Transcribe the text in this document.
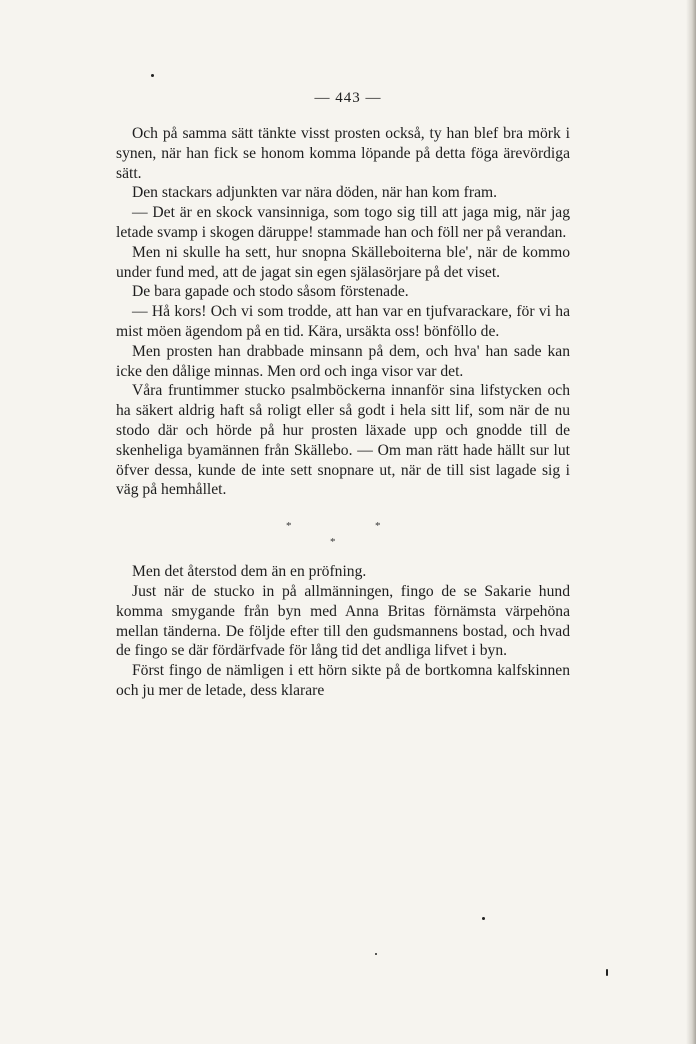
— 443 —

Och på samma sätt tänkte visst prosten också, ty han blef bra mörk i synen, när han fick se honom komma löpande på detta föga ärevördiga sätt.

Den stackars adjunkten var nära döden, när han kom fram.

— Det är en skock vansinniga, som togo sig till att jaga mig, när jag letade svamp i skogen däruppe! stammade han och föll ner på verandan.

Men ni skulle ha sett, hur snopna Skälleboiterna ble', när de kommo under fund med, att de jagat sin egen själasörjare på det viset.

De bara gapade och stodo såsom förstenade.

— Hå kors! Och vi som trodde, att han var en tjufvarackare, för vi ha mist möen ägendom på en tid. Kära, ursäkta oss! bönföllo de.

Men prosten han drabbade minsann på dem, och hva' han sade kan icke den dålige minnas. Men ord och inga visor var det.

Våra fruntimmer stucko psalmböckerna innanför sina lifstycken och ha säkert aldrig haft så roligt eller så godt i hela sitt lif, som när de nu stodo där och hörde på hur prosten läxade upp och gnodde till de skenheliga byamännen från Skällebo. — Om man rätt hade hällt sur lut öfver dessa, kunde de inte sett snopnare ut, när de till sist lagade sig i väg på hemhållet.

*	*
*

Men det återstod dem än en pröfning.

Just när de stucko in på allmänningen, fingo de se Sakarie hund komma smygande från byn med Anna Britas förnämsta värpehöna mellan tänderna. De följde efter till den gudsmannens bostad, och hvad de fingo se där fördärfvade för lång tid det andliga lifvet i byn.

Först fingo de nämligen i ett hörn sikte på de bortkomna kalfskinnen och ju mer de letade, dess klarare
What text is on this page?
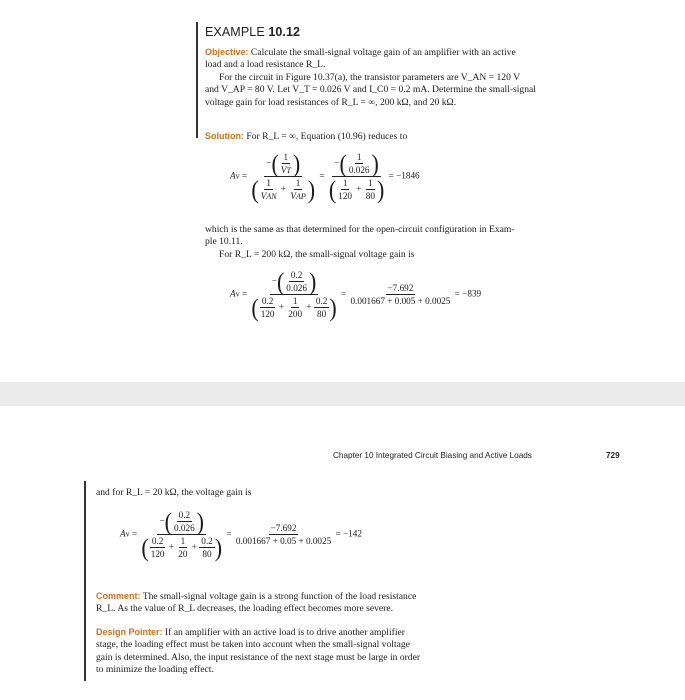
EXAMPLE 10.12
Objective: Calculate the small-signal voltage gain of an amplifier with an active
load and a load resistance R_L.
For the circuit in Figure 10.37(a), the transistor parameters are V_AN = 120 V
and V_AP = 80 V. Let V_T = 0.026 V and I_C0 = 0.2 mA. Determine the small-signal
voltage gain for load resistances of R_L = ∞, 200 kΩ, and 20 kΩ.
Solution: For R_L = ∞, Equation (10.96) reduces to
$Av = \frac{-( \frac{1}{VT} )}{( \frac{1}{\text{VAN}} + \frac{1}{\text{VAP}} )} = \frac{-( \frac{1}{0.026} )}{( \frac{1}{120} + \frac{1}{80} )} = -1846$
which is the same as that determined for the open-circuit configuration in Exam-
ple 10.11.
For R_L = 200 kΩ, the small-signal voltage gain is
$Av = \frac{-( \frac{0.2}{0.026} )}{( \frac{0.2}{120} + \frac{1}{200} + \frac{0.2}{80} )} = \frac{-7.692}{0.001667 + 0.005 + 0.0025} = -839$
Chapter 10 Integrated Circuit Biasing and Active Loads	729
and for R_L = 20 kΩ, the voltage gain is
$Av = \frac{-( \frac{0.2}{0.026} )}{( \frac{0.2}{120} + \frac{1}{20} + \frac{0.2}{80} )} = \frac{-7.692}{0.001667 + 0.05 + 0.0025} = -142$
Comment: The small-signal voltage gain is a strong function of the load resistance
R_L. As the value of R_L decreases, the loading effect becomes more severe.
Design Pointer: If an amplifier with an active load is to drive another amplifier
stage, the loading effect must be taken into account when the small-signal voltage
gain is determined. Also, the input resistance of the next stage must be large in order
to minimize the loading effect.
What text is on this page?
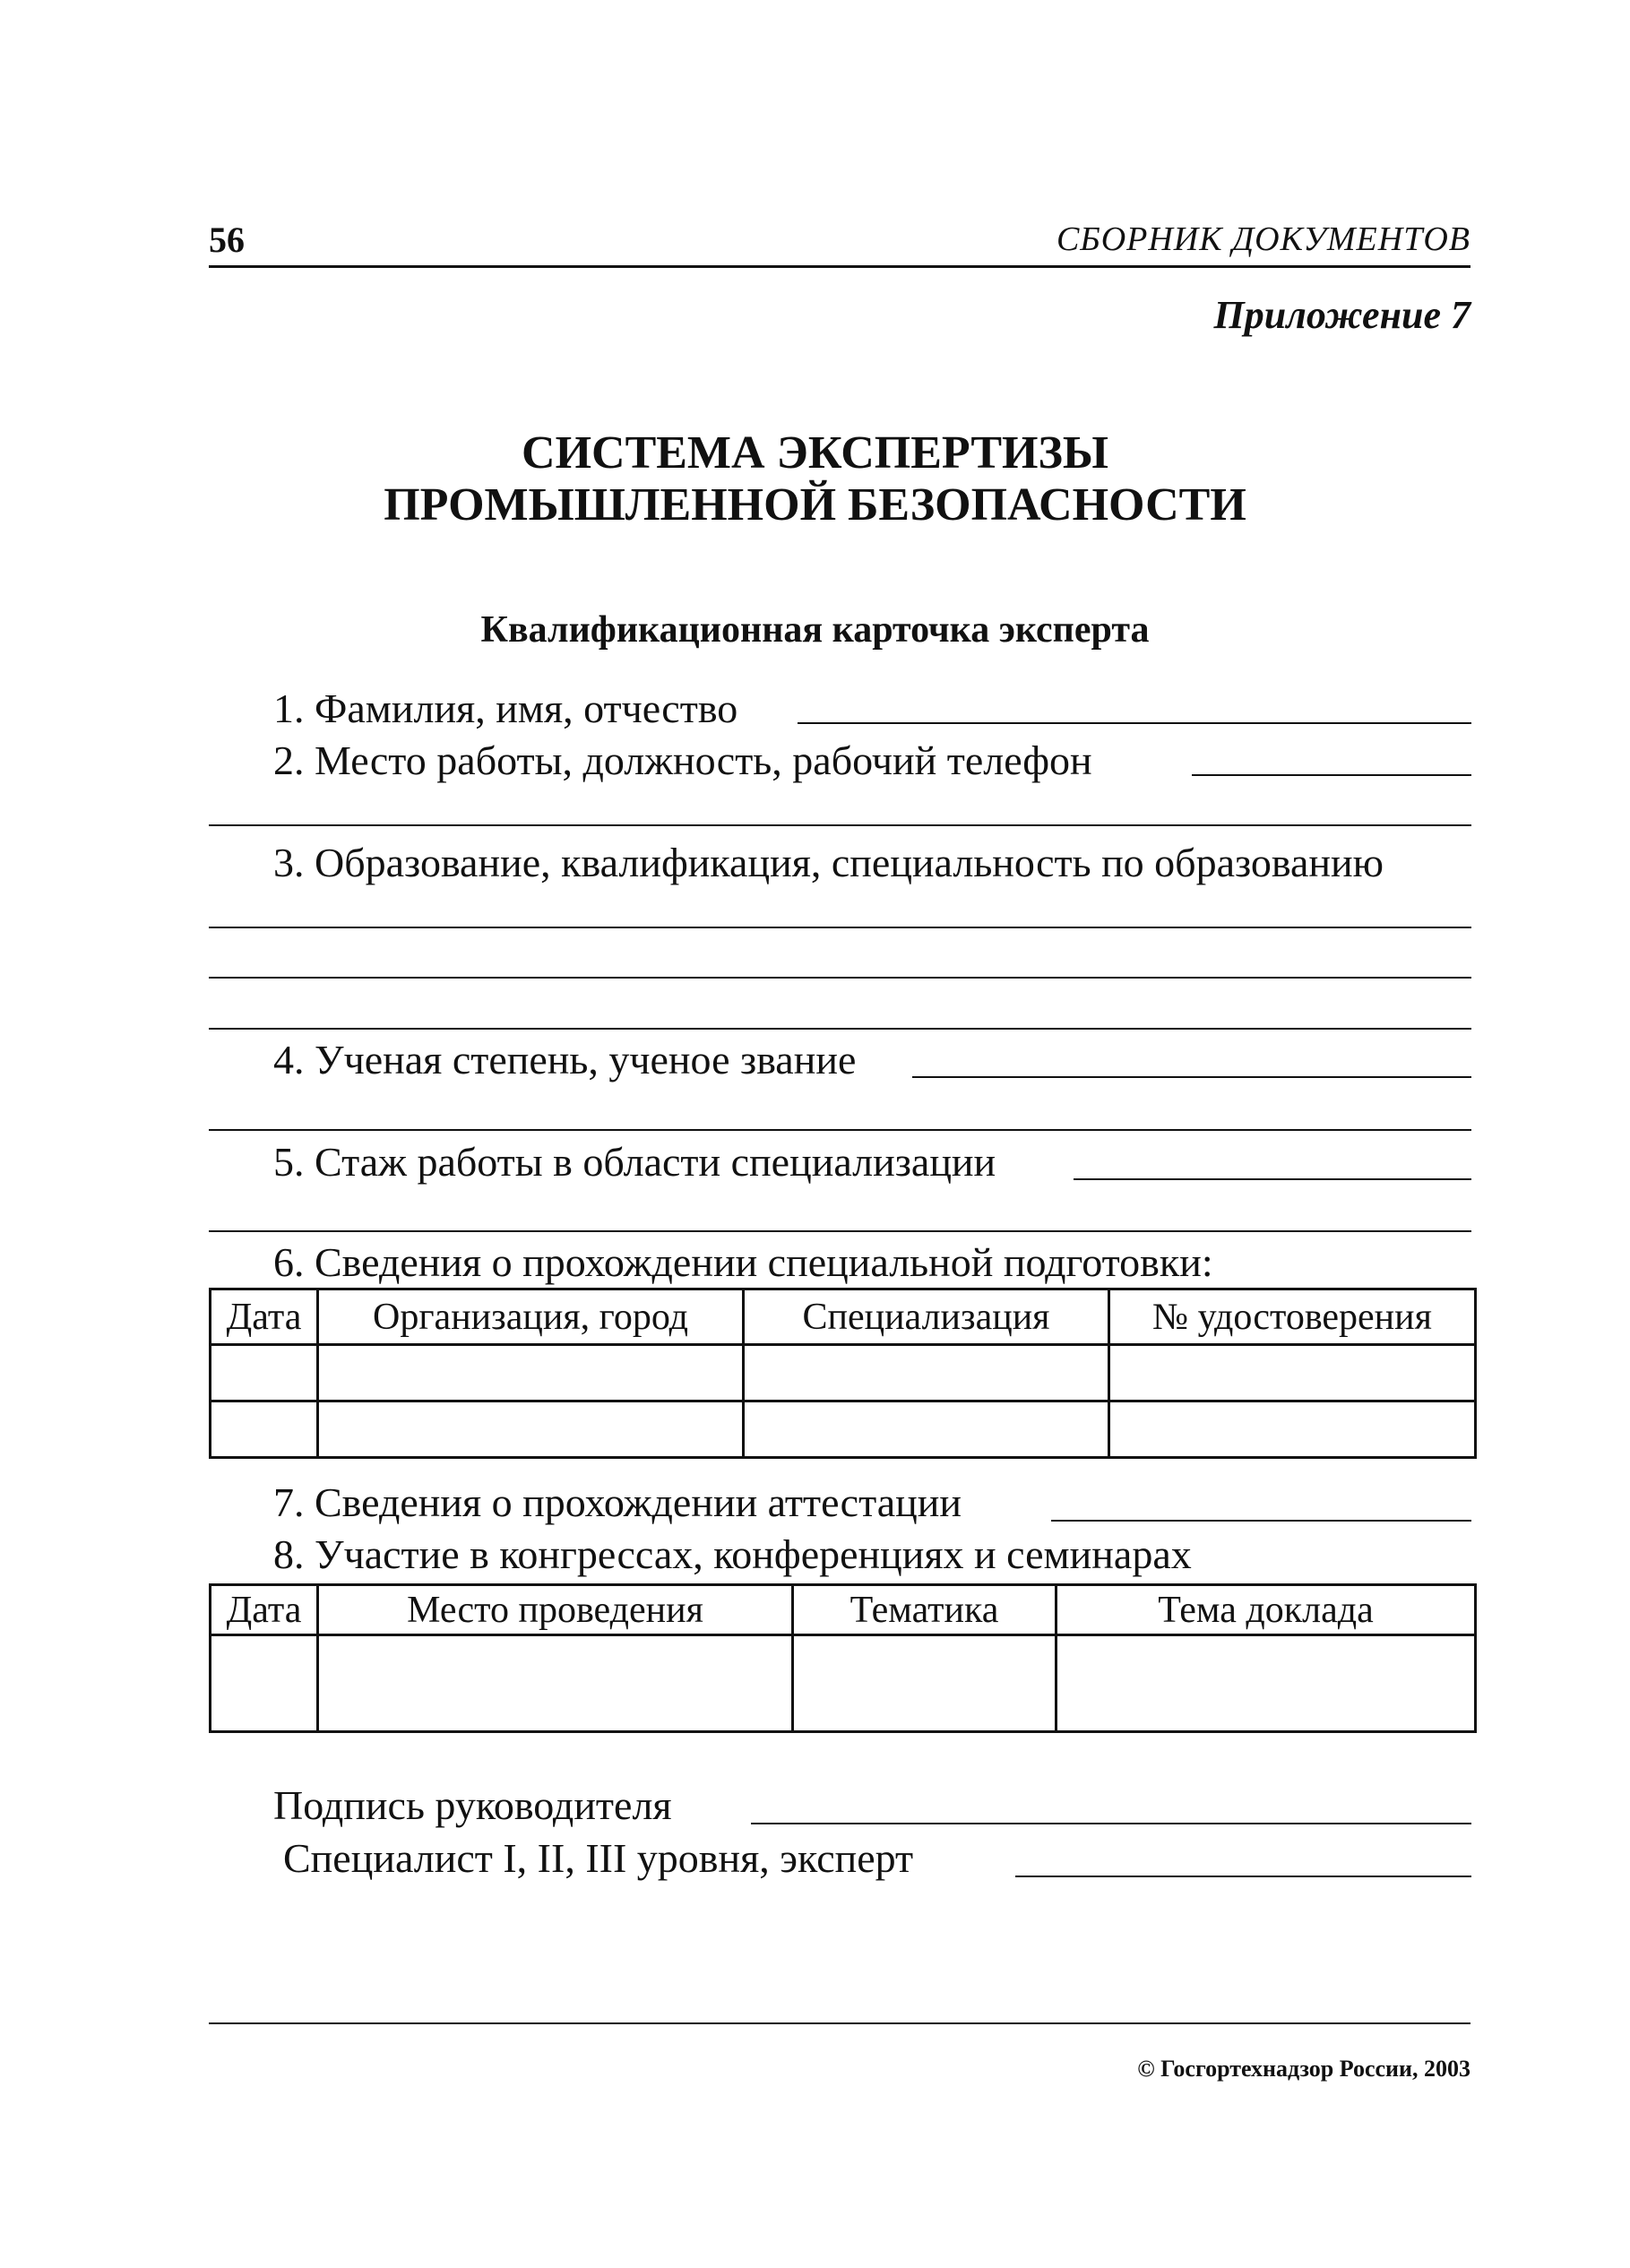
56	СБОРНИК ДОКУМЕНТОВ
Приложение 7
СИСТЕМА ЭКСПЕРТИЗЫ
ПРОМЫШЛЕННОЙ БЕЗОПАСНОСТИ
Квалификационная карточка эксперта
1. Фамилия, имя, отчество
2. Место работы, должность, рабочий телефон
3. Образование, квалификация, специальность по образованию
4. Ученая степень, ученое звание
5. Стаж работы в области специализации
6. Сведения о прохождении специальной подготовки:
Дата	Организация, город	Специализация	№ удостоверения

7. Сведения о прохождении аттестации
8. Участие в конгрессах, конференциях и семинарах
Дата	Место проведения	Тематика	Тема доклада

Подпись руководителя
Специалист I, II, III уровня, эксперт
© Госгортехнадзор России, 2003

## Task goal
Every line above should be returned exactly; the pictures stay out.

## Result of this exercise
Transcribe the text in this document.
— 443 —

Och på samma sätt tänkte visst prosten också, ty han blef bra mörk i synen, när han fick se honom komma löpande på detta föga ärevördiga sätt.

Den stackars adjunkten var nära döden, när han kom fram.

— Det är en skock vansinniga, som togo sig till att jaga mig, när jag letade svamp i skogen däruppe! stammade han och föll ner på verandan.

Men ni skulle ha sett, hur snopna Skälleboiterna ble', när de kommo under fund med, att de jagat sin egen själasörjare på det viset.

De bara gapade och stodo såsom förstenade.

— Hå kors! Och vi som trodde, att han var en tjufvarackare, för vi ha mist möen ägendom på en tid. Kära, ursäkta oss! bönföllo de.

Men prosten han drabbade minsann på dem, och hva' han sade kan icke den dålige minnas. Men ord och inga visor var det.

Våra fruntimmer stucko psalmböckerna innanför sina lifstycken och ha säkert aldrig haft så roligt eller så godt i hela sitt lif, som när de nu stodo där och hörde på hur prosten läxade upp och gnodde till de skenheliga byamännen från Skällebo. — Om man rätt hade hällt sur lut öfver dessa, kunde de inte sett snopnare ut, när de till sist lagade sig i väg på hemhållet.

*	*
*

Men det återstod dem än en pröfning.

Just när de stucko in på allmänningen, fingo de se Sakarie hund komma smygande från byn med Anna Britas förnämsta värpehöna mellan tänderna. De följde efter till den gudsmannens bostad, och hvad de fingo se där fördärfvade för lång tid det andliga lifvet i byn.

Först fingo de nämligen i ett hörn sikte på de bortkomna kalfskinnen och ju mer de letade, dess klarare
What text is on this page?
EXAMPLE 10.12
Objective: Calculate the small-signal voltage gain of an amplifier with an active
load and a load resistance R_L.
For the circuit in Figure 10.37(a), the transistor parameters are V_AN = 120 V
and V_AP = 80 V. Let V_T = 0.026 V and I_C0 = 0.2 mA. Determine the small-signal
voltage gain for load resistances of R_L = ∞, 200 kΩ, and 20 kΩ.
Solution: For R_L = ∞, Equation (10.96) reduces to
$Av = \frac{-( \frac{1}{VT} )}{( \frac{1}{\text{VAN}} + \frac{1}{\text{VAP}} )} = \frac{-( \frac{1}{0.026} )}{( \frac{1}{120} + \frac{1}{80} )} = -1846$
which is the same as that determined for the open-circuit configuration in Exam-
ple 10.11.
For R_L = 200 kΩ, the small-signal voltage gain is
$Av = \frac{-( \frac{0.2}{0.026} )}{( \frac{0.2}{120} + \frac{1}{200} + \frac{0.2}{80} )} = \frac{-7.692}{0.001667 + 0.005 + 0.0025} = -839$
Chapter 10 Integrated Circuit Biasing and Active Loads	729
and for R_L = 20 kΩ, the voltage gain is
$Av = \frac{-( \frac{0.2}{0.026} )}{( \frac{0.2}{120} + \frac{1}{20} + \frac{0.2}{80} )} = \frac{-7.692}{0.001667 + 0.05 + 0.0025} = -142$
Comment: The small-signal voltage gain is a strong function of the load resistance
R_L. As the value of R_L decreases, the loading effect becomes more severe.
Design Pointer: If an amplifier with an active load is to drive another amplifier
stage, the loading effect must be taken into account when the small-signal voltage
gain is determined. Also, the input resistance of the next stage must be large in order
to minimize the loading effect.
What text is on this page?
56	СБОРНИК ДОКУМЕНТОВ
Приложение 7
СИСТЕМА ЭКСПЕРТИЗЫ
ПРОМЫШЛЕННОЙ БЕЗОПАСНОСТИ
Квалификационная карточка эксперта
1. Фамилия, имя, отчество
2. Место работы, должность, рабочий телефон
3. Образование, квалификация, специальность по образованию
4. Ученая степень, ученое звание
5. Стаж работы в области специализации
6. Сведения о прохождении специальной подготовки:
Дата	Организация, город	Специализация	№ удостоверения

7. Сведения о прохождении аттестации
8. Участие в конгрессах, конференциях и семинарах
Дата	Место проведения	Тематика	Тема доклада

Подпись руководителя
Специалист I, II, III уровня, эксперт
© Госгортехнадзор России, 2003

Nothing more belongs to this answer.